Task: Every record must be written out once more, with nothing added or omitted.

Supplied information:
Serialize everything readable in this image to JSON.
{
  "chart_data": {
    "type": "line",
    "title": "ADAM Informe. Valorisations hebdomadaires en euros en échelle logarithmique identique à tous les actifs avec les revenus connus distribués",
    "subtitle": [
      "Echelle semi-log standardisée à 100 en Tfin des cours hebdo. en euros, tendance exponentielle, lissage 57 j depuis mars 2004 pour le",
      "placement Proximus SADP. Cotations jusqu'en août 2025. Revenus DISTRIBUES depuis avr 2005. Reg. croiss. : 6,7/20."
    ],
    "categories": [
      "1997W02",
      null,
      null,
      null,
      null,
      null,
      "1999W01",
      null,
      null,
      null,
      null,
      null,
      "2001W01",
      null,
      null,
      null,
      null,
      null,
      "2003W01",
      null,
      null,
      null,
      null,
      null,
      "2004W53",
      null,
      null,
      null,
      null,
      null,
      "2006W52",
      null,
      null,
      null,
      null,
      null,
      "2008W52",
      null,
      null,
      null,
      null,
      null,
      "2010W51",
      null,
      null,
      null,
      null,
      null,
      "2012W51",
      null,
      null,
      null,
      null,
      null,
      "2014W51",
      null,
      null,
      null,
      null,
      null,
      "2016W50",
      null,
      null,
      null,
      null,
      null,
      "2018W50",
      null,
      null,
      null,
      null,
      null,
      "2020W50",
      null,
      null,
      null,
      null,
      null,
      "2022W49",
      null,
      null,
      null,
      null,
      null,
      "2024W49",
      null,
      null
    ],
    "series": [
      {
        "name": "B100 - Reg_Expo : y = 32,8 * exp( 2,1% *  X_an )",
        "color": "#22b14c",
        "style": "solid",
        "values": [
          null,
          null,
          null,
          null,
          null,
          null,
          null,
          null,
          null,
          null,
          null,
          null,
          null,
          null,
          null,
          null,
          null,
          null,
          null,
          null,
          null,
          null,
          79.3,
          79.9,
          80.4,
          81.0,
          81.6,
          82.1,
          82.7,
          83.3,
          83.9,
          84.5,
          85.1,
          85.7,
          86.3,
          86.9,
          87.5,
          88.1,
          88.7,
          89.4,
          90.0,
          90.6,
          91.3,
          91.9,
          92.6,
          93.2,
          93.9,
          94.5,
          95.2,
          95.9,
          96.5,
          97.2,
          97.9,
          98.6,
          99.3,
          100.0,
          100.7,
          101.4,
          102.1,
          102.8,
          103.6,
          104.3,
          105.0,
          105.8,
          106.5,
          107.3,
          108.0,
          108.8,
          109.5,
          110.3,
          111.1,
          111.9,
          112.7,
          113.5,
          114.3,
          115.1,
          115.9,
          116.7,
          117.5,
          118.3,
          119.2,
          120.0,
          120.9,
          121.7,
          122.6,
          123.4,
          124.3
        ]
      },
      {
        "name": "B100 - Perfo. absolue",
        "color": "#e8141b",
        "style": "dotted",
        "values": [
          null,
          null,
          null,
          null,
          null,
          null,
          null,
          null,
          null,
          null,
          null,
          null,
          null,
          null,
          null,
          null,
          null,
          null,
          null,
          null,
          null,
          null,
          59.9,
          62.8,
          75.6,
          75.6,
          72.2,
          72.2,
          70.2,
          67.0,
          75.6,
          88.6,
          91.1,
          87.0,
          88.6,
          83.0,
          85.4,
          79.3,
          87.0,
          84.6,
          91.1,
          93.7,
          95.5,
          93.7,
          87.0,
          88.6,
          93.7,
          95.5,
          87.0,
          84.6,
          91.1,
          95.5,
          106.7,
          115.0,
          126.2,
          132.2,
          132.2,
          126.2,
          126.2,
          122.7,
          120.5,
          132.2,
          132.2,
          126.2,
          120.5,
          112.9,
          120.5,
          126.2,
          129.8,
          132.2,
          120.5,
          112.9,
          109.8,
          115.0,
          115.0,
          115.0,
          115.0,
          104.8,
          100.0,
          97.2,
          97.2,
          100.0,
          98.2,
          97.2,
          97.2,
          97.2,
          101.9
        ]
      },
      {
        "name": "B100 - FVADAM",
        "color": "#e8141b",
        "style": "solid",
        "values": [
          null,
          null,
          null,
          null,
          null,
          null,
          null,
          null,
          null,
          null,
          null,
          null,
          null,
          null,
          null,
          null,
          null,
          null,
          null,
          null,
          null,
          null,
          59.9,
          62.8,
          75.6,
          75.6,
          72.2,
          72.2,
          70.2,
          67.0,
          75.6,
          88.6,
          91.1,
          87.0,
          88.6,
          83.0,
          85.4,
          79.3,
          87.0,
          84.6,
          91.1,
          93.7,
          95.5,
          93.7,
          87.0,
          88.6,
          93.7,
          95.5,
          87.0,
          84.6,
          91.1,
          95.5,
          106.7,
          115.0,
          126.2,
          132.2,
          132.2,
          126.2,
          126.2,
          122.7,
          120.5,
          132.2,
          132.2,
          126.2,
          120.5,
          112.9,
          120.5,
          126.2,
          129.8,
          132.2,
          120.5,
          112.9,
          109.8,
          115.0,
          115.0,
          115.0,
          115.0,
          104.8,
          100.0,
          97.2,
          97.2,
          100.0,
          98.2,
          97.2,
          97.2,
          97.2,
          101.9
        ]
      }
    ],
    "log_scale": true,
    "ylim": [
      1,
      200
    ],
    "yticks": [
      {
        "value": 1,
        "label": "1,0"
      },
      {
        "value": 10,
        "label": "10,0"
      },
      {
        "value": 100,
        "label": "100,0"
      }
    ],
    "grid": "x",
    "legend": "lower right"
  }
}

Reply to the task:
Serialize everything readable in this image to JSON.
{
  "chart_data": {
    "type": "line",
    "title": "ADAM Informe. Valorisations hebdomadaires en euros en échelle logarithmique identique à tous les actifs avec les revenus connus distribués",
    "subtitle": [
      "Echelle semi-log standardisée à 100 en Tfin des cours hebdo. en euros, tendance exponentielle, lissage 57 j depuis mars 2004 pour le",
      "placement Proximus SADP. Cotations jusqu'en août 2025. Revenus DISTRIBUES depuis avr 2005. Reg. croiss. : 6,7/20."
    ],
    "categories": [
      "1997W02",
      null,
      null,
      null,
      null,
      null,
      "1999W01",
      null,
      null,
      null,
      null,
      null,
      "2001W01",
      null,
      null,
      null,
      null,
      null,
      "2003W01",
      null,
      null,
      null,
      null,
      null,
      "2004W53",
      null,
      null,
      null,
      null,
      null,
      "2006W52",
      null,
      null,
      null,
      null,
      null,
      "2008W52",
      null,
      null,
      null,
      null,
      null,
      "2010W51",
      null,
      null,
      null,
      null,
      null,
      "2012W51",
      null,
      null,
      null,
      null,
      null,
      "2014W51",
      null,
      null,
      null,
      null,
      null,
      "2016W50",
      null,
      null,
      null,
      null,
      null,
      "2018W50",
      null,
      null,
      null,
      null,
      null,
      "2020W50",
      null,
      null,
      null,
      null,
      null,
      "2022W49",
      null,
      null,
      null,
      null,
      null,
      "2024W49",
      null,
      null
    ],
    "series": [
      {
        "name": "B100 - Reg_Expo : y = 32,8 * exp( 2,1% *  X_an )",
        "color": "#22b14c",
        "style": "solid",
        "values": [
          null,
          null,
          null,
          null,
          null,
          null,
          null,
          null,
          null,
          null,
          null,
          null,
          null,
          null,
          null,
          null,
          null,
          null,
          null,
          null,
          null,
          null,
          79.3,
          79.9,
          80.4,
          81.0,
          81.6,
          82.1,
          82.7,
          83.3,
          83.9,
          84.5,
          85.1,
          85.7,
          86.3,
          86.9,
          87.5,
          88.1,
          88.7,
          89.4,
          90.0,
          90.6,
          91.3,
          91.9,
          92.6,
          93.2,
          93.9,
          94.5,
          95.2,
          95.9,
          96.5,
          97.2,
          97.9,
          98.6,
          99.3,
          100.0,
          100.7,
          101.4,
          102.1,
          102.8,
          103.6,
          104.3,
          105.0,
          105.8,
          106.5,
          107.3,
          108.0,
          108.8,
          109.5,
          110.3,
          111.1,
          111.9,
          112.7,
          113.5,
          114.3,
          115.1,
          115.9,
          116.7,
          117.5,
          118.3,
          119.2,
          120.0,
          120.9,
          121.7,
          122.6,
          123.4,
          124.3
        ]
      },
      {
        "name": "B100 - Perfo. absolue",
        "color": "#e8141b",
        "style": "dotted",
        "values": [
          null,
          null,
          null,
          null,
          null,
          null,
          null,
          null,
          null,
          null,
          null,
          null,
          null,
          null,
          null,
          null,
          null,
          null,
          null,
          null,
          null,
          null,
          59.9,
          62.8,
          75.6,
          75.6,
          72.2,
          72.2,
          70.2,
          67.0,
          75.6,
          88.6,
          91.1,
          87.0,
          88.6,
          83.0,
          85.4,
          79.3,
          87.0,
          84.6,
          91.1,
          93.7,
          95.5,
          93.7,
          87.0,
          88.6,
          93.7,
          95.5,
          87.0,
          84.6,
          91.1,
          95.5,
          106.7,
          115.0,
          126.2,
          132.2,
          132.2,
          126.2,
          126.2,
          122.7,
          120.5,
          132.2,
          132.2,
          126.2,
          120.5,
          112.9,
          120.5,
          126.2,
          129.8,
          132.2,
          120.5,
          112.9,
          109.8,
          115.0,
          115.0,
          115.0,
          115.0,
          104.8,
          100.0,
          97.2,
          97.2,
          100.0,
          98.2,
          97.2,
          97.2,
          97.2,
          101.9
        ]
      },
      {
        "name": "B100 - FVADAM",
        "color": "#e8141b",
        "style": "solid",
        "values": [
          null,
          null,
          null,
          null,
          null,
          null,
          null,
          null,
          null,
          null,
          null,
          null,
          null,
          null,
          null,
          null,
          null,
          null,
          null,
          null,
          null,
          null,
          59.9,
          62.8,
          75.6,
          75.6,
          72.2,
          72.2,
          70.2,
          67.0,
          75.6,
          88.6,
          91.1,
          87.0,
          88.6,
          83.0,
          85.4,
          79.3,
          87.0,
          84.6,
          91.1,
          93.7,
          95.5,
          93.7,
          87.0,
          88.6,
          93.7,
          95.5,
          87.0,
          84.6,
          91.1,
          95.5,
          106.7,
          115.0,
          126.2,
          132.2,
          132.2,
          126.2,
          126.2,
          122.7,
          120.5,
          132.2,
          132.2,
          126.2,
          120.5,
          112.9,
          120.5,
          126.2,
          129.8,
          132.2,
          120.5,
          112.9,
          109.8,
          115.0,
          115.0,
          115.0,
          115.0,
          104.8,
          100.0,
          97.2,
          97.2,
          100.0,
          98.2,
          97.2,
          97.2,
          97.2,
          101.9
        ]
      }
    ],
    "log_scale": true,
    "ylim": [
      1,
      200
    ],
    "yticks": [
      {
        "value": 1,
        "label": "1,0"
      },
      {
        "value": 10,
        "label": "10,0"
      },
      {
        "value": 100,
        "label": "100,0"
      }
    ],
    "grid": "x",
    "legend": "lower right"
  }
}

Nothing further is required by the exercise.